• _What is needed_:
Write out all of the entries exactly, please.
========
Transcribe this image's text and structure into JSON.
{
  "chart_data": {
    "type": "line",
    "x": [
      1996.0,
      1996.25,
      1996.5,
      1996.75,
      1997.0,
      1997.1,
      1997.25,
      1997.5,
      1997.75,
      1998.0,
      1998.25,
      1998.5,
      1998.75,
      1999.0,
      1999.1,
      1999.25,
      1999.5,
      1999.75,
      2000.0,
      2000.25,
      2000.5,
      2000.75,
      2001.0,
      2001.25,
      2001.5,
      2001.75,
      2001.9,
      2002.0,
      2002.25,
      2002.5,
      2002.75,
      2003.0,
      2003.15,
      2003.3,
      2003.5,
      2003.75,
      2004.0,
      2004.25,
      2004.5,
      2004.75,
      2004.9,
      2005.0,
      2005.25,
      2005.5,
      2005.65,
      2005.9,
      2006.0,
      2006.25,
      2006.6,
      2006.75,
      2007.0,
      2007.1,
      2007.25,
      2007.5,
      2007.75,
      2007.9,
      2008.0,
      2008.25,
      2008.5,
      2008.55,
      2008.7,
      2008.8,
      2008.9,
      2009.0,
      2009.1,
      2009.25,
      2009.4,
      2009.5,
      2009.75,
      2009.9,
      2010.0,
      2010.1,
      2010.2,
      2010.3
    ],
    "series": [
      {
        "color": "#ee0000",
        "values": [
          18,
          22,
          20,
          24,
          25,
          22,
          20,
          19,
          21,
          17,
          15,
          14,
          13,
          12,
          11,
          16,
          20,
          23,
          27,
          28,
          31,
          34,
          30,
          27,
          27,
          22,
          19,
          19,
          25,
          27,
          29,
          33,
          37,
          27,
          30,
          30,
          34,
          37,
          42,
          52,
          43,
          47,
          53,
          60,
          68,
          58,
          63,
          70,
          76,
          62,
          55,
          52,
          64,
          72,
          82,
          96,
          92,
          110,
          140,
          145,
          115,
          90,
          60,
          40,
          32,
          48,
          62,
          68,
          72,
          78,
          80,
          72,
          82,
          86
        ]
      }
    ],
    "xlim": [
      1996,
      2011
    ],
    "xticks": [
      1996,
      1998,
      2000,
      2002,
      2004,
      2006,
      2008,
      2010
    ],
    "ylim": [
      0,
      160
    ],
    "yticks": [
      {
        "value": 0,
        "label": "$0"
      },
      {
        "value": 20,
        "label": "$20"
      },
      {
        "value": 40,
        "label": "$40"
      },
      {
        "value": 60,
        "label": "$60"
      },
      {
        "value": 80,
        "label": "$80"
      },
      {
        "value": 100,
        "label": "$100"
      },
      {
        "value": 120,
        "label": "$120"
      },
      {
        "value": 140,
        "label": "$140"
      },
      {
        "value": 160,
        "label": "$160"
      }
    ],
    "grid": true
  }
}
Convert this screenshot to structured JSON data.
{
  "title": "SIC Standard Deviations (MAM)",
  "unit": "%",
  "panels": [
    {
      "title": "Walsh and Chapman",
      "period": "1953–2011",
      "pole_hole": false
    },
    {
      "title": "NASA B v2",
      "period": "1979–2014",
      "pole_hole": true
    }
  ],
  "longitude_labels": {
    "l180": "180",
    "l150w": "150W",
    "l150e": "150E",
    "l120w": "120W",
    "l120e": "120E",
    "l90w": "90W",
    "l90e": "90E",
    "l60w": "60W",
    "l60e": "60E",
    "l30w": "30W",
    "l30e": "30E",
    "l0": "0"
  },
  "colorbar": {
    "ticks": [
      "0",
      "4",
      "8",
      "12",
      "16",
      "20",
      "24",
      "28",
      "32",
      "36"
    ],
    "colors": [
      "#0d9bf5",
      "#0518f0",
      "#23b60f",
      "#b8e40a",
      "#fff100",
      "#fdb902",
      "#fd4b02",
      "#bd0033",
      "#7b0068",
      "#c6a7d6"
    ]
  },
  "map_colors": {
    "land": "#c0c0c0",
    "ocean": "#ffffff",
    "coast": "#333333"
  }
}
========
• _Solution to the problem_:
Transcribe this image's text and structure into JSON.
{
  "chart_data": {
    "type": "line",
    "x": [
      1996.0,
      1996.25,
      1996.5,
      1996.75,
      1997.0,
      1997.1,
      1997.25,
      1997.5,
      1997.75,
      1998.0,
      1998.25,
      1998.5,
      1998.75,
      1999.0,
      1999.1,
      1999.25,
      1999.5,
      1999.75,
      2000.0,
      2000.25,
      2000.5,
      2000.75,
      2001.0,
      2001.25,
      2001.5,
      2001.75,
      2001.9,
      2002.0,
      2002.25,
      2002.5,
      2002.75,
      2003.0,
      2003.15,
      2003.3,
      2003.5,
      2003.75,
      2004.0,
      2004.25,
      2004.5,
      2004.75,
      2004.9,
      2005.0,
      2005.25,
      2005.5,
      2005.65,
      2005.9,
      2006.0,
      2006.25,
      2006.6,
      2006.75,
      2007.0,
      2007.1,
      2007.25,
      2007.5,
      2007.75,
      2007.9,
      2008.0,
      2008.25,
      2008.5,
      2008.55,
      2008.7,
      2008.8,
      2008.9,
      2009.0,
      2009.1,
      2009.25,
      2009.4,
      2009.5,
      2009.75,
      2009.9,
      2010.0,
      2010.1,
      2010.2,
      2010.3
    ],
    "series": [
      {
        "color": "#ee0000",
        "values": [
          18,
          22,
          20,
          24,
          25,
          22,
          20,
          19,
          21,
          17,
          15,
          14,
          13,
          12,
          11,
          16,
          20,
          23,
          27,
          28,
          31,
          34,
          30,
          27,
          27,
          22,
          19,
          19,
          25,
          27,
          29,
          33,
          37,
          27,
          30,
          30,
          34,
          37,
          42,
          52,
          43,
          47,
          53,
          60,
          68,
          58,
          63,
          70,
          76,
          62,
          55,
          52,
          64,
          72,
          82,
          96,
          92,
          110,
          140,
          145,
          115,
          90,
          60,
          40,
          32,
          48,
          62,
          68,
          72,
          78,
          80,
          72,
          82,
          86
        ]
      }
    ],
    "xlim": [
      1996,
      2011
    ],
    "xticks": [
      1996,
      1998,
      2000,
      2002,
      2004,
      2006,
      2008,
      2010
    ],
    "ylim": [
      0,
      160
    ],
    "yticks": [
      {
        "value": 0,
        "label": "$0"
      },
      {
        "value": 20,
        "label": "$20"
      },
      {
        "value": 40,
        "label": "$40"
      },
      {
        "value": 60,
        "label": "$60"
      },
      {
        "value": 80,
        "label": "$80"
      },
      {
        "value": 100,
        "label": "$100"
      },
      {
        "value": 120,
        "label": "$120"
      },
      {
        "value": 140,
        "label": "$140"
      },
      {
        "value": 160,
        "label": "$160"
      }
    ],
    "grid": true
  }
}
Convert this screenshot to structured JSON data.
{
  "title": "SIC Standard Deviations (MAM)",
  "unit": "%",
  "panels": [
    {
      "title": "Walsh and Chapman",
      "period": "1953–2011",
      "pole_hole": false
    },
    {
      "title": "NASA B v2",
      "period": "1979–2014",
      "pole_hole": true
    }
  ],
  "longitude_labels": {
    "l180": "180",
    "l150w": "150W",
    "l150e": "150E",
    "l120w": "120W",
    "l120e": "120E",
    "l90w": "90W",
    "l90e": "90E",
    "l60w": "60W",
    "l60e": "60E",
    "l30w": "30W",
    "l30e": "30E",
    "l0": "0"
  },
  "colorbar": {
    "ticks": [
      "0",
      "4",
      "8",
      "12",
      "16",
      "20",
      "24",
      "28",
      "32",
      "36"
    ],
    "colors": [
      "#0d9bf5",
      "#0518f0",
      "#23b60f",
      "#b8e40a",
      "#fff100",
      "#fdb902",
      "#fd4b02",
      "#bd0033",
      "#7b0068",
      "#c6a7d6"
    ]
  },
  "map_colors": {
    "land": "#c0c0c0",
    "ocean": "#ffffff",
    "coast": "#333333"
  }
}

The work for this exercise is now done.